▶ **Your goal**
Copy, from the entries below, each line where the word "Último" can be found.

-- START --

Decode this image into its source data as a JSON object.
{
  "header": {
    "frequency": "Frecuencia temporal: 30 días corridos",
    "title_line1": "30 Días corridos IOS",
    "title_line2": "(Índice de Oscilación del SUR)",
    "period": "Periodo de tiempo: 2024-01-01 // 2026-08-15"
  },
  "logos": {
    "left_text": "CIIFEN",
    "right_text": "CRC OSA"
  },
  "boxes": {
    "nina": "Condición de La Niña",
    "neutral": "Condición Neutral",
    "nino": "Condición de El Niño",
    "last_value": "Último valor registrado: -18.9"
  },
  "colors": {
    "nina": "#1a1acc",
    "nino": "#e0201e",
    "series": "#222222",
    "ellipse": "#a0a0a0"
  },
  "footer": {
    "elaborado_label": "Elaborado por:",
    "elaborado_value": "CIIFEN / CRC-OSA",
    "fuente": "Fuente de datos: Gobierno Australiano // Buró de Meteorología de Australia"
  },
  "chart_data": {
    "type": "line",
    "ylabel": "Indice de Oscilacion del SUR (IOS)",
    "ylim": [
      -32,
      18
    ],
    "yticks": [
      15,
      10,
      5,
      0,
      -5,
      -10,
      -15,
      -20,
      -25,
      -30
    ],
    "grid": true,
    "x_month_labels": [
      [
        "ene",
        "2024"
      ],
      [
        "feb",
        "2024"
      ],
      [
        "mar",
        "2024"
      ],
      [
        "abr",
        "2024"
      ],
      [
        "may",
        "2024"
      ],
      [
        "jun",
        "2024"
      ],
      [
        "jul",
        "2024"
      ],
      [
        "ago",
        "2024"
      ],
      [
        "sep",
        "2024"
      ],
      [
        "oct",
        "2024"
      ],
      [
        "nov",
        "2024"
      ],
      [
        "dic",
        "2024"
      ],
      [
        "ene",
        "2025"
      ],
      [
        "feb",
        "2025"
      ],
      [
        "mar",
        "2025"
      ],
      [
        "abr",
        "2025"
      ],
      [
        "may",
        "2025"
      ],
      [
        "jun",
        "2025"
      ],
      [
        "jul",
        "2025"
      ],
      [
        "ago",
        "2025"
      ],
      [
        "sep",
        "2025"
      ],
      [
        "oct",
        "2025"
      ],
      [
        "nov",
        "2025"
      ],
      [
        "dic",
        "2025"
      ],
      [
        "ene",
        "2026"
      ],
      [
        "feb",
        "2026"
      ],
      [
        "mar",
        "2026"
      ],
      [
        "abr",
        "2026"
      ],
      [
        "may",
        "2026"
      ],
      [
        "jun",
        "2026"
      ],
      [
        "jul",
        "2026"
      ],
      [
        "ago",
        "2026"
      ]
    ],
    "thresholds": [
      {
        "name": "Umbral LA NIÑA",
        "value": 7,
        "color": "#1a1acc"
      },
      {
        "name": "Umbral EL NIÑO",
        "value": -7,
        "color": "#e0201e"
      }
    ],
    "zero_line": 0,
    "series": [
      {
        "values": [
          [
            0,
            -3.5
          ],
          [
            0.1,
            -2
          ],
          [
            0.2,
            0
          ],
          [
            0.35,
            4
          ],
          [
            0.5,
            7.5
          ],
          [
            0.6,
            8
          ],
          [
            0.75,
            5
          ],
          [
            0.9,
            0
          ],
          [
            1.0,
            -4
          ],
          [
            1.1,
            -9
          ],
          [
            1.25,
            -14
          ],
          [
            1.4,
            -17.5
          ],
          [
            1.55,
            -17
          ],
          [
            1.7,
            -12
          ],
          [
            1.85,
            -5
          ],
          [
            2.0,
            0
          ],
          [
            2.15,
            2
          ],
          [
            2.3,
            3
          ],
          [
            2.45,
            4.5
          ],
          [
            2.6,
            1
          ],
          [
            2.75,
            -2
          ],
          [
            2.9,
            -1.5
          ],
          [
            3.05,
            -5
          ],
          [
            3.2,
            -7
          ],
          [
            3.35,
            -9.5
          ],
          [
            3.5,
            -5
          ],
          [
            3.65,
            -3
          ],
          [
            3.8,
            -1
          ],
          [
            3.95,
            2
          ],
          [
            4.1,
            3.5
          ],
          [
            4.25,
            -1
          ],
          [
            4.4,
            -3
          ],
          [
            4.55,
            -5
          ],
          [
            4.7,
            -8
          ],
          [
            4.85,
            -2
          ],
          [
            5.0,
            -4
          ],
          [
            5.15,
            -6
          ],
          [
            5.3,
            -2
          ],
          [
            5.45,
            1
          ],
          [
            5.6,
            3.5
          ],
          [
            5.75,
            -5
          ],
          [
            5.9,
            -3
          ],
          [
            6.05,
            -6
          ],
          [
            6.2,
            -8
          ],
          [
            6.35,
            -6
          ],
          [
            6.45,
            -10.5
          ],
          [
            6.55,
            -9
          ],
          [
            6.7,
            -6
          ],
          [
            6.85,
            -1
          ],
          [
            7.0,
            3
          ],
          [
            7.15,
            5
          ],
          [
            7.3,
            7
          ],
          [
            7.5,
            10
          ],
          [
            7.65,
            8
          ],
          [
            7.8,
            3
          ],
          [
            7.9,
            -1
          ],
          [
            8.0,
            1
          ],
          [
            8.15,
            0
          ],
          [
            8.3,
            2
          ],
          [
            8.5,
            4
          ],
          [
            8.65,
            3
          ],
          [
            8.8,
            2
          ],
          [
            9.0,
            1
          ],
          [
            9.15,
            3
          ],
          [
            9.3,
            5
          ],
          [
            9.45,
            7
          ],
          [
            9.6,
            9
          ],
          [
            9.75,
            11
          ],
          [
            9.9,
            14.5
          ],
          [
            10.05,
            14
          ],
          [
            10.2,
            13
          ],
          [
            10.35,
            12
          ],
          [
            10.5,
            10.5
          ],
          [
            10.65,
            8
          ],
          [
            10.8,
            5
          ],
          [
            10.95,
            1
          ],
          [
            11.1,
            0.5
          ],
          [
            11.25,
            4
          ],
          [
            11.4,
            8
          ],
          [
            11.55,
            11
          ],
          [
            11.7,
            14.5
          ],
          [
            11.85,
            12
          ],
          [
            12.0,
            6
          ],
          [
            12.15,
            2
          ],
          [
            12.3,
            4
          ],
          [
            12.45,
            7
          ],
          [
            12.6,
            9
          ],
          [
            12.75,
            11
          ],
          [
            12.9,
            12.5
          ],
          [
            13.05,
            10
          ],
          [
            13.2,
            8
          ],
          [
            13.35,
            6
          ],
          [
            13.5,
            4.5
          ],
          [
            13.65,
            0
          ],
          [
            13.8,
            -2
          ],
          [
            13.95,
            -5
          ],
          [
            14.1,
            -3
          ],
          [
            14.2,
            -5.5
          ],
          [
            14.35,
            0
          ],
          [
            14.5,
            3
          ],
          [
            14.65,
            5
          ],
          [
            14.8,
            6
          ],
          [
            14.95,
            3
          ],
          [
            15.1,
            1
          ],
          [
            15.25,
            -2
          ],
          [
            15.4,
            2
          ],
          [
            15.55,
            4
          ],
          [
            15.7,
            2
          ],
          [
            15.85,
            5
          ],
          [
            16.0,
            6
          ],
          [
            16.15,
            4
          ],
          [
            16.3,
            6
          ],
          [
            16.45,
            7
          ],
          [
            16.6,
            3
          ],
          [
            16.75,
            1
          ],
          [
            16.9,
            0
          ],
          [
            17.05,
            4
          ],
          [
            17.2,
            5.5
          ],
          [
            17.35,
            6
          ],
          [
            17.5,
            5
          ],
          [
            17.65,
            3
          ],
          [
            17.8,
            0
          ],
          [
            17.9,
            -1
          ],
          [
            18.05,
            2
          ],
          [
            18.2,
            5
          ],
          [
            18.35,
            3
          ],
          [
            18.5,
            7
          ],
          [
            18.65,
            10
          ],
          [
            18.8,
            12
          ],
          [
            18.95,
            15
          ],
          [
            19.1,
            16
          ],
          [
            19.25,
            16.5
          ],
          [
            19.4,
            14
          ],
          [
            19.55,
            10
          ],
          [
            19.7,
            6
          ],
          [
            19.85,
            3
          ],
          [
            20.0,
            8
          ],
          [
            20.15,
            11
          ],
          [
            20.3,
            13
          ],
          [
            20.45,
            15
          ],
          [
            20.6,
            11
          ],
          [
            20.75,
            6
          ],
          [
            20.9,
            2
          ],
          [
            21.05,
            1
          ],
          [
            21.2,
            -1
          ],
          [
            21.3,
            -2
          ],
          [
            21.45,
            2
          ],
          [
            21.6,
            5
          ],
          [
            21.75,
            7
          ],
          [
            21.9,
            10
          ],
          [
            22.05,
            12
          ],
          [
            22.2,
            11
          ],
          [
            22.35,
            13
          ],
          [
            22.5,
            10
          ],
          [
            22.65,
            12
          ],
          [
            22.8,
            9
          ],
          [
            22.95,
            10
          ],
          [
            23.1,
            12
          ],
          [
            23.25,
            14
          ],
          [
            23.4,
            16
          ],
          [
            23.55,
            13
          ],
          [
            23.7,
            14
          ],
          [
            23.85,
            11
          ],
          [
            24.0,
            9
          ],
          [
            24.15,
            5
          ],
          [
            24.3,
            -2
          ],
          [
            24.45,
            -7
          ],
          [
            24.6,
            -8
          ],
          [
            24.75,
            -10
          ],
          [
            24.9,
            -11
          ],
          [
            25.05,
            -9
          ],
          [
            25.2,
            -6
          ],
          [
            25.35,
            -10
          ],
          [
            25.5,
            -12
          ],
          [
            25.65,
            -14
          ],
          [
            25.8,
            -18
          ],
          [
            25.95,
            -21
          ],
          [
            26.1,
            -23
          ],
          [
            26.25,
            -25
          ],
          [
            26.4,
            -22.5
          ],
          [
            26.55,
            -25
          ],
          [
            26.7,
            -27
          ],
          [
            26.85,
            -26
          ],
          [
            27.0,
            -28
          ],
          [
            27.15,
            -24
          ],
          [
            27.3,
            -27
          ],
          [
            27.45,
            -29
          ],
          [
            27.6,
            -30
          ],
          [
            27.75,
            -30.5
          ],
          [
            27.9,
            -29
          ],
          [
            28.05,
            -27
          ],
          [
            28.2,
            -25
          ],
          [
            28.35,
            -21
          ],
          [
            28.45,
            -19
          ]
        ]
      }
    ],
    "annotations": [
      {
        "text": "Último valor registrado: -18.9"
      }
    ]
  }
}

-- END --

▶ **Written reply**
    "last_value": "Último valor registrado: -18.9"
        "text": "Último valor registrado: -18.9"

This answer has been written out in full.